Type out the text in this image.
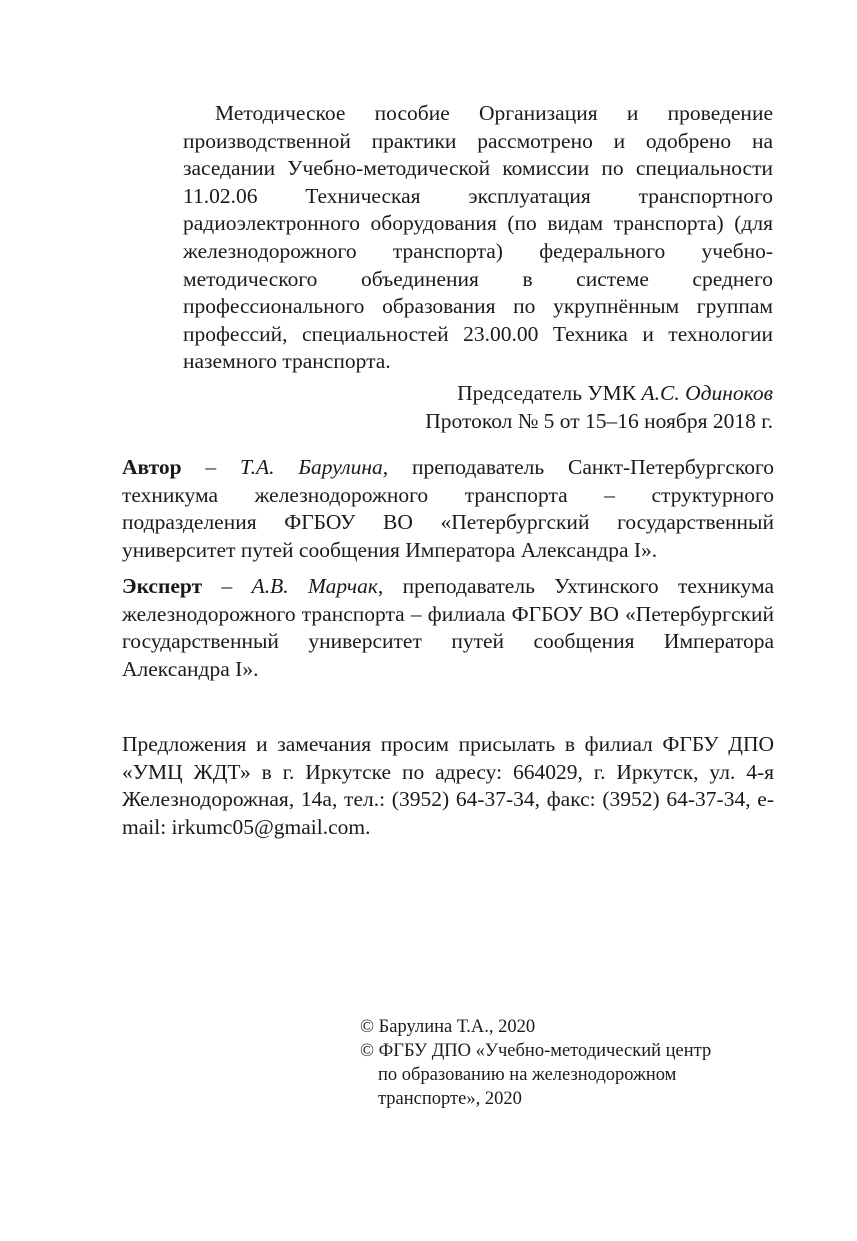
Методическое пособие Организация и проведение производственной практики рассмотрено и одобрено на заседании Учебно-методической комиссии по специальности 11.02.06 Техническая эксплуатация транспортного радиоэлектронного оборудования (по видам транспорта) (для железнодорожного транспорта) федерального учебно-методического объединения в системе среднего профессионального образования по укрупнённым группам профессий, специальностей 23.00.00 Техника и технологии наземного транспорта.

Председатель УМК А.С. Одиноков
Протокол № 5 от 15–16 ноября 2018 г.

Автор – Т.А. Барулина, преподаватель Санкт-Петербургского техникума железнодорожного транспорта – структурного подразделения ФГБОУ ВО «Петербургский государственный университет путей сообщения Императора Александра I».

Эксперт – А.В. Марчак, преподаватель Ухтинского техникума железнодорожного транспорта – филиала ФГБОУ ВО «Петербургский государственный университет путей сообщения Императора Александра I».

Предложения и замечания просим присылать в филиал ФГБУ ДПО «УМЦ ЖДТ» в г. Иркутске по адресу: 664029, г. Иркутск, ул. 4-я Железнодорожная, 14а, тел.: (3952) 64-37-34, факс: (3952) 64-37-34, e-mail: irkumc05@gmail.com.

© Барулина Т.А., 2020
© ФГБУ ДПО «Учебно-методический центр
по образованию на железнодорожном
транспорте», 2020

Work instructions → Pick each line holding the word "ФГБУ" out of the data and copy it.

Right answer →
Предложения и замечания просим присылать в филиал ФГБУ ДПО «УМЦ ЖДТ» в г. Иркутске по адресу: 664029, г. Иркутск, ул. 4-я Железнодорожная, 14а, тел.: (3952) 64-37-34, факс: (3952) 64-37-34, e-mail: irkumc05@gmail.com.
© ФГБУ ДПО «Учебно-методический центр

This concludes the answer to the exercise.